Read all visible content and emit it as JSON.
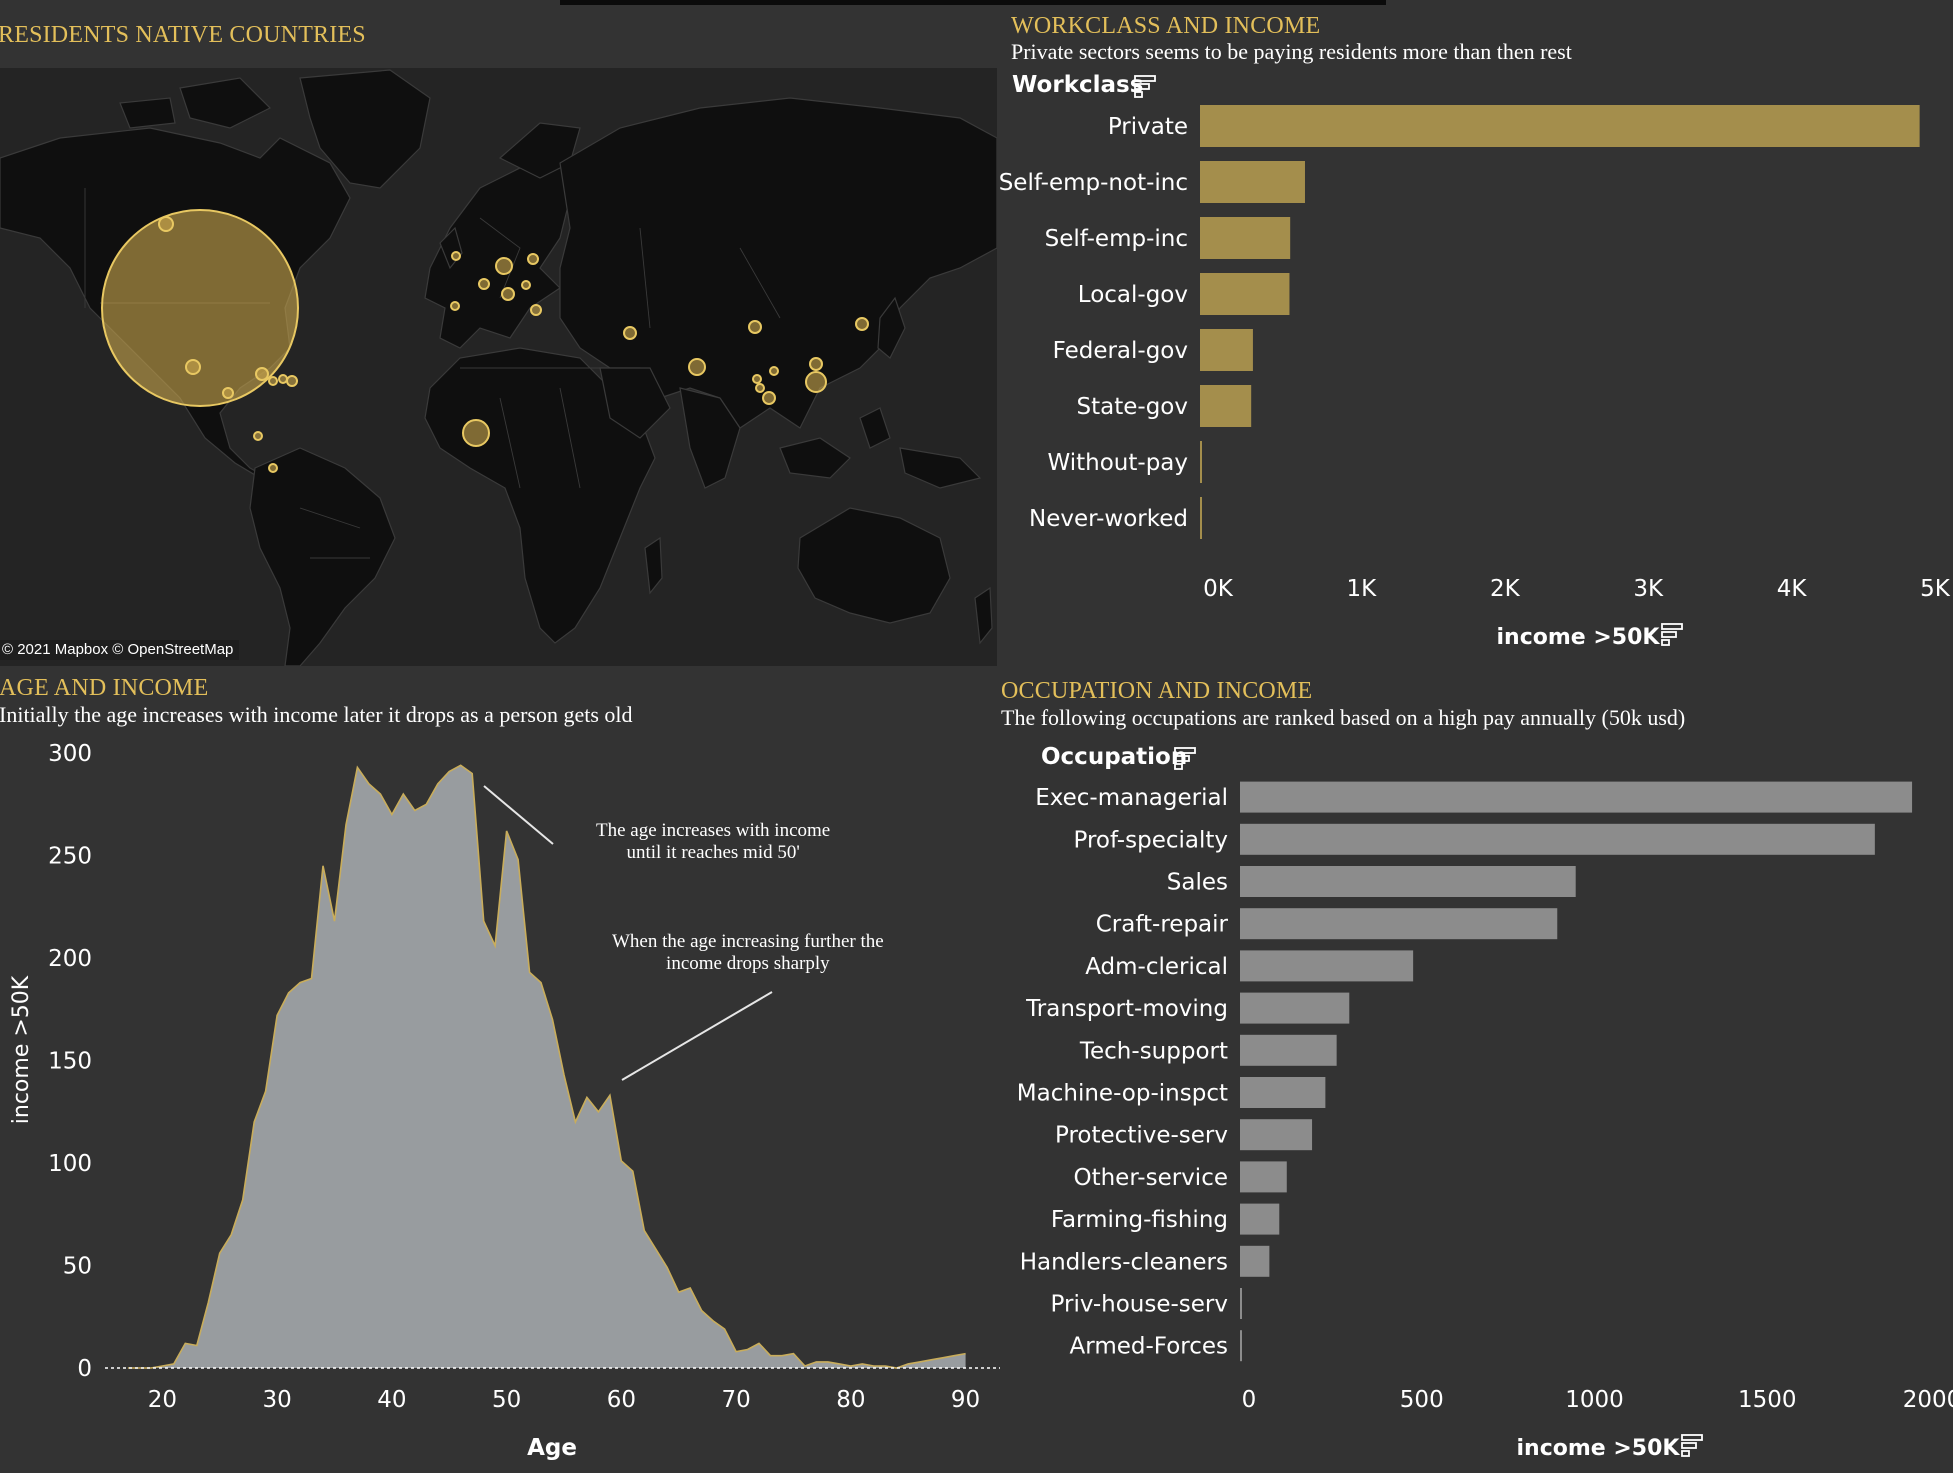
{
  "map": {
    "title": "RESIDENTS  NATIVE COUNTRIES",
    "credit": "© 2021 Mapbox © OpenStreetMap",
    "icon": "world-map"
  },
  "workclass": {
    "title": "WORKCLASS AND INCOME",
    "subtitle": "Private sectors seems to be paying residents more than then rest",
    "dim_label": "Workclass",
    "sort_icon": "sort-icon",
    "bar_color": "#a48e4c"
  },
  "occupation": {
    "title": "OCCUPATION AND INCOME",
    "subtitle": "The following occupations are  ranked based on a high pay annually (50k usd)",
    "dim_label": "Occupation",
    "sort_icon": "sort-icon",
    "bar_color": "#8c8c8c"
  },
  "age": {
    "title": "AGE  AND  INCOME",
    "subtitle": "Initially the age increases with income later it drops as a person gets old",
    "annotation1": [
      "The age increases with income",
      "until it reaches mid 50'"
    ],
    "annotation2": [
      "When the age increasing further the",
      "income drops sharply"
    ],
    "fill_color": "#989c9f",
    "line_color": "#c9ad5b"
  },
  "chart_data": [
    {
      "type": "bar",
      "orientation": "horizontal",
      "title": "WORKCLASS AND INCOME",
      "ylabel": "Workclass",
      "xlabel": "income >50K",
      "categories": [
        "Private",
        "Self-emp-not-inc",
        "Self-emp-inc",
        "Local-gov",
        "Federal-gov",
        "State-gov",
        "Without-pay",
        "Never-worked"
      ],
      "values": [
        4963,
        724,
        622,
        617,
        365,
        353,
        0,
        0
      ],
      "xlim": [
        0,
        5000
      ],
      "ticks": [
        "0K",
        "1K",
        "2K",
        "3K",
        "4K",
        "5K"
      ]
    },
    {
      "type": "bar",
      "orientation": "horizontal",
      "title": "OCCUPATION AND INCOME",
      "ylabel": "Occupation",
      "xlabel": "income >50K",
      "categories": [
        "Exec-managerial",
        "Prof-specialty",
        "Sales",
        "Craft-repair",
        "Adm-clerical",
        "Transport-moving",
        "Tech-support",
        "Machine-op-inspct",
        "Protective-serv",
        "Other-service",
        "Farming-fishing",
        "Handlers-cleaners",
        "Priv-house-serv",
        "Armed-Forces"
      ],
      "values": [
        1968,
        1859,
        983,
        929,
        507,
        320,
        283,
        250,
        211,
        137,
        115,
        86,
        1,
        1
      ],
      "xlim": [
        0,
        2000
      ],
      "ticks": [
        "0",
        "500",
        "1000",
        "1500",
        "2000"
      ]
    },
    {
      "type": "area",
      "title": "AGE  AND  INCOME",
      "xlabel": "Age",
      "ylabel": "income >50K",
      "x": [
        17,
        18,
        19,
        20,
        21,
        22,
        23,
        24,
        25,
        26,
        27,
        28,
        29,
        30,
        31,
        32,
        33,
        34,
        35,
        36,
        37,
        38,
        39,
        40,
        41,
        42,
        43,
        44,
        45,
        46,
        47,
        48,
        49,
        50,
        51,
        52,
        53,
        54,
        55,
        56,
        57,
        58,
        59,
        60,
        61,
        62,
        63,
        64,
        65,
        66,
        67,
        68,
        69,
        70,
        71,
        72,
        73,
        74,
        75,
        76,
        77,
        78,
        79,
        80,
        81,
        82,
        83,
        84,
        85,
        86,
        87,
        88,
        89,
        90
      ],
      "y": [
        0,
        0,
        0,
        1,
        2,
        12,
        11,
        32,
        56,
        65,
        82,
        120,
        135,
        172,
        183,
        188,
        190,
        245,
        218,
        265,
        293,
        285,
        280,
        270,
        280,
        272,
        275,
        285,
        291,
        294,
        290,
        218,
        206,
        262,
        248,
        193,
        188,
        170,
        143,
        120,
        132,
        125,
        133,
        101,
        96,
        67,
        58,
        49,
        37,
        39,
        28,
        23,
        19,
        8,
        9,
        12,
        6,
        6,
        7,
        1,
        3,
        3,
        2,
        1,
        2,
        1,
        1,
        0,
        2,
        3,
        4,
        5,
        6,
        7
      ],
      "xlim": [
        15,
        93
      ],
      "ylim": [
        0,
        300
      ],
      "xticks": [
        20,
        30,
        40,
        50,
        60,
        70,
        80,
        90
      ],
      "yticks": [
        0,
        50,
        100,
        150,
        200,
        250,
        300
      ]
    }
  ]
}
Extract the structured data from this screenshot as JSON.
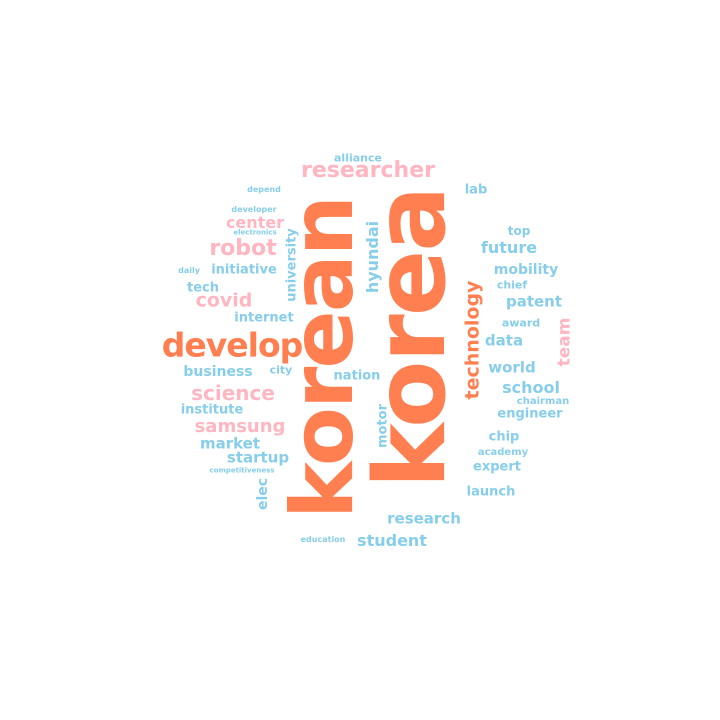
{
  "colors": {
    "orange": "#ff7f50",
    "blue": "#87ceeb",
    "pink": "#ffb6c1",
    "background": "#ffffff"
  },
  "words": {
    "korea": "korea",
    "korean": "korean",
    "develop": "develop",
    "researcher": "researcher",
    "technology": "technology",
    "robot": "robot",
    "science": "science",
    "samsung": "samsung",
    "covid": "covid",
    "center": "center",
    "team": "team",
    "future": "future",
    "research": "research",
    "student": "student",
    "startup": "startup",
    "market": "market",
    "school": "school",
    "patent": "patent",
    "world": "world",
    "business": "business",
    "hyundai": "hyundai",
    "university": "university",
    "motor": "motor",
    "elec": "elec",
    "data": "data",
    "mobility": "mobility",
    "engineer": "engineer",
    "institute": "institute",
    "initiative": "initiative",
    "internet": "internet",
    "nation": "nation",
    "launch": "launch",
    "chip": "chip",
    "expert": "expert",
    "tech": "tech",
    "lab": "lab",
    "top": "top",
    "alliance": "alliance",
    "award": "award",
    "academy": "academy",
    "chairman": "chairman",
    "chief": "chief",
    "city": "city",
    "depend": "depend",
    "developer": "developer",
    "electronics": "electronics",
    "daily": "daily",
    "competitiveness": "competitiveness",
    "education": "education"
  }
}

* * * *

→ Short task
Set the pictures aside and transcribe the data above exactly.

→ Solution to this exercise
Read all visible content and emit it as JSON.
{
  "map": {
    "title": "RESIDENTS  NATIVE COUNTRIES",
    "credit": "© 2021 Mapbox © OpenStreetMap",
    "icon": "world-map"
  },
  "workclass": {
    "title": "WORKCLASS AND INCOME",
    "subtitle": "Private sectors seems to be paying residents more than then rest",
    "dim_label": "Workclass",
    "sort_icon": "sort-icon",
    "bar_color": "#a48e4c"
  },
  "occupation": {
    "title": "OCCUPATION AND INCOME",
    "subtitle": "The following occupations are  ranked based on a high pay annually (50k usd)",
    "dim_label": "Occupation",
    "sort_icon": "sort-icon",
    "bar_color": "#8c8c8c"
  },
  "age": {
    "title": "AGE  AND  INCOME",
    "subtitle": "Initially the age increases with income later it drops as a person gets old",
    "annotation1": [
      "The age increases with income",
      "until it reaches mid 50'"
    ],
    "annotation2": [
      "When the age increasing further the",
      "income drops sharply"
    ],
    "fill_color": "#989c9f",
    "line_color": "#c9ad5b"
  },
  "chart_data": [
    {
      "type": "bar",
      "orientation": "horizontal",
      "title": "WORKCLASS AND INCOME",
      "ylabel": "Workclass",
      "xlabel": "income >50K",
      "categories": [
        "Private",
        "Self-emp-not-inc",
        "Self-emp-inc",
        "Local-gov",
        "Federal-gov",
        "State-gov",
        "Without-pay",
        "Never-worked"
      ],
      "values": [
        4963,
        724,
        622,
        617,
        365,
        353,
        0,
        0
      ],
      "xlim": [
        0,
        5000
      ],
      "ticks": [
        "0K",
        "1K",
        "2K",
        "3K",
        "4K",
        "5K"
      ]
    },
    {
      "type": "bar",
      "orientation": "horizontal",
      "title": "OCCUPATION AND INCOME",
      "ylabel": "Occupation",
      "xlabel": "income >50K",
      "categories": [
        "Exec-managerial",
        "Prof-specialty",
        "Sales",
        "Craft-repair",
        "Adm-clerical",
        "Transport-moving",
        "Tech-support",
        "Machine-op-inspct",
        "Protective-serv",
        "Other-service",
        "Farming-fishing",
        "Handlers-cleaners",
        "Priv-house-serv",
        "Armed-Forces"
      ],
      "values": [
        1968,
        1859,
        983,
        929,
        507,
        320,
        283,
        250,
        211,
        137,
        115,
        86,
        1,
        1
      ],
      "xlim": [
        0,
        2000
      ],
      "ticks": [
        "0",
        "500",
        "1000",
        "1500",
        "2000"
      ]
    },
    {
      "type": "area",
      "title": "AGE  AND  INCOME",
      "xlabel": "Age",
      "ylabel": "income >50K",
      "x": [
        17,
        18,
        19,
        20,
        21,
        22,
        23,
        24,
        25,
        26,
        27,
        28,
        29,
        30,
        31,
        32,
        33,
        34,
        35,
        36,
        37,
        38,
        39,
        40,
        41,
        42,
        43,
        44,
        45,
        46,
        47,
        48,
        49,
        50,
        51,
        52,
        53,
        54,
        55,
        56,
        57,
        58,
        59,
        60,
        61,
        62,
        63,
        64,
        65,
        66,
        67,
        68,
        69,
        70,
        71,
        72,
        73,
        74,
        75,
        76,
        77,
        78,
        79,
        80,
        81,
        82,
        83,
        84,
        85,
        86,
        87,
        88,
        89,
        90
      ],
      "y": [
        0,
        0,
        0,
        1,
        2,
        12,
        11,
        32,
        56,
        65,
        82,
        120,
        135,
        172,
        183,
        188,
        190,
        245,
        218,
        265,
        293,
        285,
        280,
        270,
        280,
        272,
        275,
        285,
        291,
        294,
        290,
        218,
        206,
        262,
        248,
        193,
        188,
        170,
        143,
        120,
        132,
        125,
        133,
        101,
        96,
        67,
        58,
        49,
        37,
        39,
        28,
        23,
        19,
        8,
        9,
        12,
        6,
        6,
        7,
        1,
        3,
        3,
        2,
        1,
        2,
        1,
        1,
        0,
        2,
        3,
        4,
        5,
        6,
        7
      ],
      "xlim": [
        15,
        93
      ],
      "ylim": [
        0,
        300
      ],
      "xticks": [
        20,
        30,
        40,
        50,
        60,
        70,
        80,
        90
      ],
      "yticks": [
        0,
        50,
        100,
        150,
        200,
        250,
        300
      ]
    }
  ]
}
Extract the structured data from this screenshot as JSON.
{
  "colors": {
    "orange": "#ff7f50",
    "blue": "#87ceeb",
    "pink": "#ffb6c1",
    "background": "#ffffff"
  },
  "words": {
    "korea": "korea",
    "korean": "korean",
    "develop": "develop",
    "researcher": "researcher",
    "technology": "technology",
    "robot": "robot",
    "science": "science",
    "samsung": "samsung",
    "covid": "covid",
    "center": "center",
    "team": "team",
    "future": "future",
    "research": "research",
    "student": "student",
    "startup": "startup",
    "market": "market",
    "school": "school",
    "patent": "patent",
    "world": "world",
    "business": "business",
    "hyundai": "hyundai",
    "university": "university",
    "motor": "motor",
    "elec": "elec",
    "data": "data",
    "mobility": "mobility",
    "engineer": "engineer",
    "institute": "institute",
    "initiative": "initiative",
    "internet": "internet",
    "nation": "nation",
    "launch": "launch",
    "chip": "chip",
    "expert": "expert",
    "tech": "tech",
    "lab": "lab",
    "top": "top",
    "alliance": "alliance",
    "award": "award",
    "academy": "academy",
    "chairman": "chairman",
    "chief": "chief",
    "city": "city",
    "depend": "depend",
    "developer": "developer",
    "electronics": "electronics",
    "daily": "daily",
    "competitiveness": "competitiveness",
    "education": "education"
  }
}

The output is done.